(Dataset entries on figures)
________________

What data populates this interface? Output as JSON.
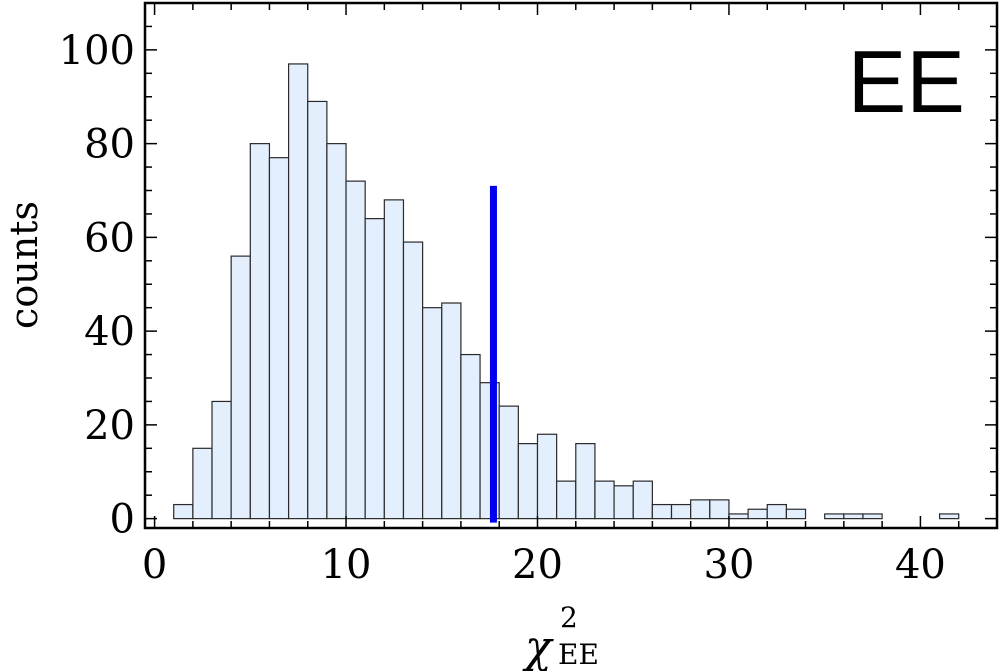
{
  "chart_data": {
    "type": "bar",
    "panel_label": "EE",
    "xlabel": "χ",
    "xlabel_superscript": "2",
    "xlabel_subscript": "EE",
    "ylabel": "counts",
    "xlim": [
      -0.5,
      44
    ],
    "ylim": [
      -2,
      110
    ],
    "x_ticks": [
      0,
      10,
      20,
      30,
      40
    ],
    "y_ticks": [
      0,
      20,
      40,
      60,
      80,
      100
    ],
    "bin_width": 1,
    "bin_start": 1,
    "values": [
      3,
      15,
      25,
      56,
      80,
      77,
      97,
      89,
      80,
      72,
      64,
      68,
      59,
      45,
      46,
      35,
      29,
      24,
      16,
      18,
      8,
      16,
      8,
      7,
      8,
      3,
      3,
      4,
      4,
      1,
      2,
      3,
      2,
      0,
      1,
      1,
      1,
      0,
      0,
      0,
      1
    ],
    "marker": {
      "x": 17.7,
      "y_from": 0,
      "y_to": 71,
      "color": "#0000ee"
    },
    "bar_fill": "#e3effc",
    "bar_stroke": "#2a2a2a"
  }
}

________________

**Task directions:** Write the listing above out again exactly, dropping each image.

**Answer to the exercise:**
What data populates this interface? Output as JSON.
{
  "chart_data": {
    "type": "bar",
    "panel_label": "EE",
    "xlabel": "χ",
    "xlabel_superscript": "2",
    "xlabel_subscript": "EE",
    "ylabel": "counts",
    "xlim": [
      -0.5,
      44
    ],
    "ylim": [
      -2,
      110
    ],
    "x_ticks": [
      0,
      10,
      20,
      30,
      40
    ],
    "y_ticks": [
      0,
      20,
      40,
      60,
      80,
      100
    ],
    "bin_width": 1,
    "bin_start": 1,
    "values": [
      3,
      15,
      25,
      56,
      80,
      77,
      97,
      89,
      80,
      72,
      64,
      68,
      59,
      45,
      46,
      35,
      29,
      24,
      16,
      18,
      8,
      16,
      8,
      7,
      8,
      3,
      3,
      4,
      4,
      1,
      2,
      3,
      2,
      0,
      1,
      1,
      1,
      0,
      0,
      0,
      1
    ],
    "marker": {
      "x": 17.7,
      "y_from": 0,
      "y_to": 71,
      "color": "#0000ee"
    },
    "bar_fill": "#e3effc",
    "bar_stroke": "#2a2a2a"
  }
}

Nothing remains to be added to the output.